===== ENTRIES PROVIDED =====
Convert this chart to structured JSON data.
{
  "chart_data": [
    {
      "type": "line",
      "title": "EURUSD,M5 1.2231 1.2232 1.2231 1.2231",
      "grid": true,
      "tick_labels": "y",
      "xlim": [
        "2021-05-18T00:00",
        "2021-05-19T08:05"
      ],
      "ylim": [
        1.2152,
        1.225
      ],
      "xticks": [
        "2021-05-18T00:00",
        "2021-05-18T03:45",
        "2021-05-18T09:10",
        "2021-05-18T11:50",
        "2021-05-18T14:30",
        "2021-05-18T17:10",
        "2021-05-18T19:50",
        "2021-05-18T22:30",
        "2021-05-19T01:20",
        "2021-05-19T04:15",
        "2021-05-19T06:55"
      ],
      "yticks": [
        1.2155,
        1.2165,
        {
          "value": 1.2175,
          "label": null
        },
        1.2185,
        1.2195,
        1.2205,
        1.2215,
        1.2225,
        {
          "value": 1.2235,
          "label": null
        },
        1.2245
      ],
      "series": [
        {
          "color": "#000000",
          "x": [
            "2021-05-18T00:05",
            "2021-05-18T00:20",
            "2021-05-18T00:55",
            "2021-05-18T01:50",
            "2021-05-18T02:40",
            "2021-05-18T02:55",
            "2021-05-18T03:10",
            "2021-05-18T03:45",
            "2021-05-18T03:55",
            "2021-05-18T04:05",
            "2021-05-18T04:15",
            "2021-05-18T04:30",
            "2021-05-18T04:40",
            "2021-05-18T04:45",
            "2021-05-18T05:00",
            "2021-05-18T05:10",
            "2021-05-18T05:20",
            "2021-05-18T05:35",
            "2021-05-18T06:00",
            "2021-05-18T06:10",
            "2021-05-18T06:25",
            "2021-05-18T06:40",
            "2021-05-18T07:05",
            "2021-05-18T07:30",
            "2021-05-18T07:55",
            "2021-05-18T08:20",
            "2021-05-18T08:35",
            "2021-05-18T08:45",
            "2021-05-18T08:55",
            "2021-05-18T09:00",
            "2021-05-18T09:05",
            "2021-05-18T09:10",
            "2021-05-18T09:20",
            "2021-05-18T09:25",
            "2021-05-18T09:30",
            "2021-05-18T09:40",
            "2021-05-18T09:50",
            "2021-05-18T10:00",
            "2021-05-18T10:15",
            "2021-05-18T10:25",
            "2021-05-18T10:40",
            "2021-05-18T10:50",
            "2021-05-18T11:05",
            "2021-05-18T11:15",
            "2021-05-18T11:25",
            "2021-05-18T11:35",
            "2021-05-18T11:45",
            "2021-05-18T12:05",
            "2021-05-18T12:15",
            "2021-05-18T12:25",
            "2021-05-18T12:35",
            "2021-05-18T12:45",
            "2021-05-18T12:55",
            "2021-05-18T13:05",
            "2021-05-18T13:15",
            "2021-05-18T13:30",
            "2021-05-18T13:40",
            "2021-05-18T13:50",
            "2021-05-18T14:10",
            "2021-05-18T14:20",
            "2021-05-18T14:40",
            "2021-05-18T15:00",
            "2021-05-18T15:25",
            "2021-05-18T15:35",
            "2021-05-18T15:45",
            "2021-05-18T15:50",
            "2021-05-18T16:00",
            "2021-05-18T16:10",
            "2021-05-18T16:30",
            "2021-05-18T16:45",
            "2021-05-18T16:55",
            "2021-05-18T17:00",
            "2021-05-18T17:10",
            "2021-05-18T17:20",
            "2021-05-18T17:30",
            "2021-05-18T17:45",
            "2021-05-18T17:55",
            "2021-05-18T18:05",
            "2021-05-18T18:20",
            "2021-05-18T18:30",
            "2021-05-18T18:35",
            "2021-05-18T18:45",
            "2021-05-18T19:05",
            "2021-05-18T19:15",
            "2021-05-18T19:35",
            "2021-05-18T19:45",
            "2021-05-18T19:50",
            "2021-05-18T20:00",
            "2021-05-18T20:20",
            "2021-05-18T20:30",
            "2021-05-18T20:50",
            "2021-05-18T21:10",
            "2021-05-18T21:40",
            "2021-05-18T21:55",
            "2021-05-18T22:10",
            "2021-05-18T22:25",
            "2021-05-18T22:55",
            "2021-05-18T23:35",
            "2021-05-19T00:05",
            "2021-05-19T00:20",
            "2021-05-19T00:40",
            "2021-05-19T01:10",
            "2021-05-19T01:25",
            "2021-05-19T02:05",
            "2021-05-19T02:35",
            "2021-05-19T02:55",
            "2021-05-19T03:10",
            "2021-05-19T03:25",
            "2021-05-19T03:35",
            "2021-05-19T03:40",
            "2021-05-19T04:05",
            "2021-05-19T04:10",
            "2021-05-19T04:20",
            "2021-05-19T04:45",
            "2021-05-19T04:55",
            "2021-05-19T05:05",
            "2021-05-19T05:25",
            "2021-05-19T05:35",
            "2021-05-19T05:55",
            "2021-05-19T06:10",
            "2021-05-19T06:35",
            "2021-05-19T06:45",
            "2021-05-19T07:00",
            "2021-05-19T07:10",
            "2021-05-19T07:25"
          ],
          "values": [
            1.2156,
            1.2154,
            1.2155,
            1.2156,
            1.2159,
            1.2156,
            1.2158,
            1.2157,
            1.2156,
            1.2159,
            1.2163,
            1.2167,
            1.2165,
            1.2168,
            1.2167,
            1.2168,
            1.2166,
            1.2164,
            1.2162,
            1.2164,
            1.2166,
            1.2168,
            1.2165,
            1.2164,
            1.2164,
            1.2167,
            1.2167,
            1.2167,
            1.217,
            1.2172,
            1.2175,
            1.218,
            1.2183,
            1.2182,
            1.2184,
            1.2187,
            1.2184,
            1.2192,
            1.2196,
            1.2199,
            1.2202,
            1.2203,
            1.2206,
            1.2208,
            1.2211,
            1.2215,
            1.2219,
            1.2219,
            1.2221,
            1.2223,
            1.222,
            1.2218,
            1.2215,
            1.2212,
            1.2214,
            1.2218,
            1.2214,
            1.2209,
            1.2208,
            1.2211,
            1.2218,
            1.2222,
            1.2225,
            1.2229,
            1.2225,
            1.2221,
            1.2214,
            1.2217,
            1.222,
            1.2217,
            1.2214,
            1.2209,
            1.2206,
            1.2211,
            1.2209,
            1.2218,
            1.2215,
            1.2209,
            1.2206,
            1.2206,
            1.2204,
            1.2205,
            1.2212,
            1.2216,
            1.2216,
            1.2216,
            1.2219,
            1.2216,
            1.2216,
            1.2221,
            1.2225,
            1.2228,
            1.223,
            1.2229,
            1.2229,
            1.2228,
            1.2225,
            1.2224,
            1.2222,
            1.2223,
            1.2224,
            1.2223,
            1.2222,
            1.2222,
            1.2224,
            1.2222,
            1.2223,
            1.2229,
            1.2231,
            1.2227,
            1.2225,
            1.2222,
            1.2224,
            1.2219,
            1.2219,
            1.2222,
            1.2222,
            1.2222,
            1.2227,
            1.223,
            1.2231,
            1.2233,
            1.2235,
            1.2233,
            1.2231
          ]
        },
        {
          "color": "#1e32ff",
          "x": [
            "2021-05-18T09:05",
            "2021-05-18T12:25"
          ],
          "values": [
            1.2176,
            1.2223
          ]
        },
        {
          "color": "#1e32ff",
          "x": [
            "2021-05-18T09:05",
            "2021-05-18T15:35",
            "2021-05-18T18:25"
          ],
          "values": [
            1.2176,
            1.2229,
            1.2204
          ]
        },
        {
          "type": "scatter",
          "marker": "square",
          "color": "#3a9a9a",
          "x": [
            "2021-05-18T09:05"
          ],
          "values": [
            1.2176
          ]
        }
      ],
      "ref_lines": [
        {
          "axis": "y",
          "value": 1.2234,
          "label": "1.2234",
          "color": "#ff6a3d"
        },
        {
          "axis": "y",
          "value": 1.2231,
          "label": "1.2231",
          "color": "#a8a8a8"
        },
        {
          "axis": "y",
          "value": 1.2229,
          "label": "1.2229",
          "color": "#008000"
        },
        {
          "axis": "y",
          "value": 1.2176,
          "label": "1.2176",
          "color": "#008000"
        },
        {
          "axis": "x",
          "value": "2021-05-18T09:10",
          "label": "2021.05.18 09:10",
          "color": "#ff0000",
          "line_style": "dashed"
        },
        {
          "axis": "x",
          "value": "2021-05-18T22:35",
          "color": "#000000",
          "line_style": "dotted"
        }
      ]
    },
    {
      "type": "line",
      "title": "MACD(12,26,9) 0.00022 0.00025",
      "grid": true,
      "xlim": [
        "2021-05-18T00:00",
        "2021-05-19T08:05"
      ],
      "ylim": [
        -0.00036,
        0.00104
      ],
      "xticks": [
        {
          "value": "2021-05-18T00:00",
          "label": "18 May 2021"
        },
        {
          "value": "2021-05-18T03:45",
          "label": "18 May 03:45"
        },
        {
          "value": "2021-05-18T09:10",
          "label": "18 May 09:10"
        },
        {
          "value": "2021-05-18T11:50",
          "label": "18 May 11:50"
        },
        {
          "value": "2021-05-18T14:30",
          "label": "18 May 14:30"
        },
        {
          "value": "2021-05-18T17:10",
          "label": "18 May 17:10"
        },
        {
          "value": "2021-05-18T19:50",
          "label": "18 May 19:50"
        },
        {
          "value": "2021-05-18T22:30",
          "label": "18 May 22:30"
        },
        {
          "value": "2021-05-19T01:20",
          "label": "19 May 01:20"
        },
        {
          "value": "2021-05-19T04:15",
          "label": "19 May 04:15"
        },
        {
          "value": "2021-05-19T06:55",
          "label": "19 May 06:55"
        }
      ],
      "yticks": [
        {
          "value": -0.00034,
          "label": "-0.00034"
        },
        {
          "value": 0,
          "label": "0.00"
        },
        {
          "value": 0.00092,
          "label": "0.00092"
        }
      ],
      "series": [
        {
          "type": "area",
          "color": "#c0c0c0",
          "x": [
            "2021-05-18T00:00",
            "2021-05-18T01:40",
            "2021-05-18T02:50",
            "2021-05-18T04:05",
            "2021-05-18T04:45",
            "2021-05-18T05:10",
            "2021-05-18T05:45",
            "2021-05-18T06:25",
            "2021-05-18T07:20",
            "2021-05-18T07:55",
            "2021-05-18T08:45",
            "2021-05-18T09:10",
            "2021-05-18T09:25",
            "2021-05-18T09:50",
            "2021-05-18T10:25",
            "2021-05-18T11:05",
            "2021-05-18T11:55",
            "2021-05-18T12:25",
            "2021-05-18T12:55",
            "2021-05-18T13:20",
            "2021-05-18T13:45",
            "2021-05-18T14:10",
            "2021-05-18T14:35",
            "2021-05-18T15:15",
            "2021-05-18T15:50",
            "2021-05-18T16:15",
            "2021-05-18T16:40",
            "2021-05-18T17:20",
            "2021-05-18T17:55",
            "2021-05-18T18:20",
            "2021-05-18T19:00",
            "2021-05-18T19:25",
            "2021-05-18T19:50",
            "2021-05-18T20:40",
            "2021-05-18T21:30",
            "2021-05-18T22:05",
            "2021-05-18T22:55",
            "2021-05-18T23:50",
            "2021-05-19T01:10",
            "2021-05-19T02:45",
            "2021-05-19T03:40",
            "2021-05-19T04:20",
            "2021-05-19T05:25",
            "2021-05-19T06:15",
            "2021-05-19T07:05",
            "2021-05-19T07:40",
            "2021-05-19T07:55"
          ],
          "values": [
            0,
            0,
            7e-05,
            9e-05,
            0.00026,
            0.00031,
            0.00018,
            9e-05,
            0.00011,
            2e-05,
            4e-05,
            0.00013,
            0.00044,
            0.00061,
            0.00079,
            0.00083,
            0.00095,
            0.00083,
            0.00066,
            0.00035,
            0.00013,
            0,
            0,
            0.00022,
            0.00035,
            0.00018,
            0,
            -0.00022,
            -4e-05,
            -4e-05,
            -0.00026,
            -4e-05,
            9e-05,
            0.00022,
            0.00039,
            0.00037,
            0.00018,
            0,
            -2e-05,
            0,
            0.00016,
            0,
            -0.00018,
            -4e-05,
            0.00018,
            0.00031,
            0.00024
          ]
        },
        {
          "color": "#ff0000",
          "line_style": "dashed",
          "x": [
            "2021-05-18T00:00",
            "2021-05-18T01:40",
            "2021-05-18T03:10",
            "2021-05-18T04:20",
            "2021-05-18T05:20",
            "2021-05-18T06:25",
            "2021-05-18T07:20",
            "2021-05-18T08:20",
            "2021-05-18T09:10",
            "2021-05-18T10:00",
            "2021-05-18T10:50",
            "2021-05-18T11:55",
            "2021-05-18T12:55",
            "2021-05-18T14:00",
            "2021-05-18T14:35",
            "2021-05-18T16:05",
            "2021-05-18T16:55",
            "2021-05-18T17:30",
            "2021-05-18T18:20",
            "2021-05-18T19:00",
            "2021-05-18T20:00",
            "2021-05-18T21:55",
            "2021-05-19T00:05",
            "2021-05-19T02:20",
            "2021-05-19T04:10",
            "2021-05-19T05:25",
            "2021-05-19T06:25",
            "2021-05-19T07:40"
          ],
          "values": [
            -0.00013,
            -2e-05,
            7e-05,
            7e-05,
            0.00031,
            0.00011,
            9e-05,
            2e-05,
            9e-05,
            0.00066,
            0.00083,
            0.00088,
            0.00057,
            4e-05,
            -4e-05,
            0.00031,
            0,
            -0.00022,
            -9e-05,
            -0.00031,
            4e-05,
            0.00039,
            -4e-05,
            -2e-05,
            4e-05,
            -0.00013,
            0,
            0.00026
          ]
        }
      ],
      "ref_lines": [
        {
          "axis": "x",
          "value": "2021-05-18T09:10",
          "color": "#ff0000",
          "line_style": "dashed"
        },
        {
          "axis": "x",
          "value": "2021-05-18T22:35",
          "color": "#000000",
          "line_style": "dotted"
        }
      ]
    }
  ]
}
=====
# [EXERCISE PROMPT]
Count how many lines of the material hold the string "title". Give the number and nothing more.

# [RESPONSE TO THIS EXERCISE]
2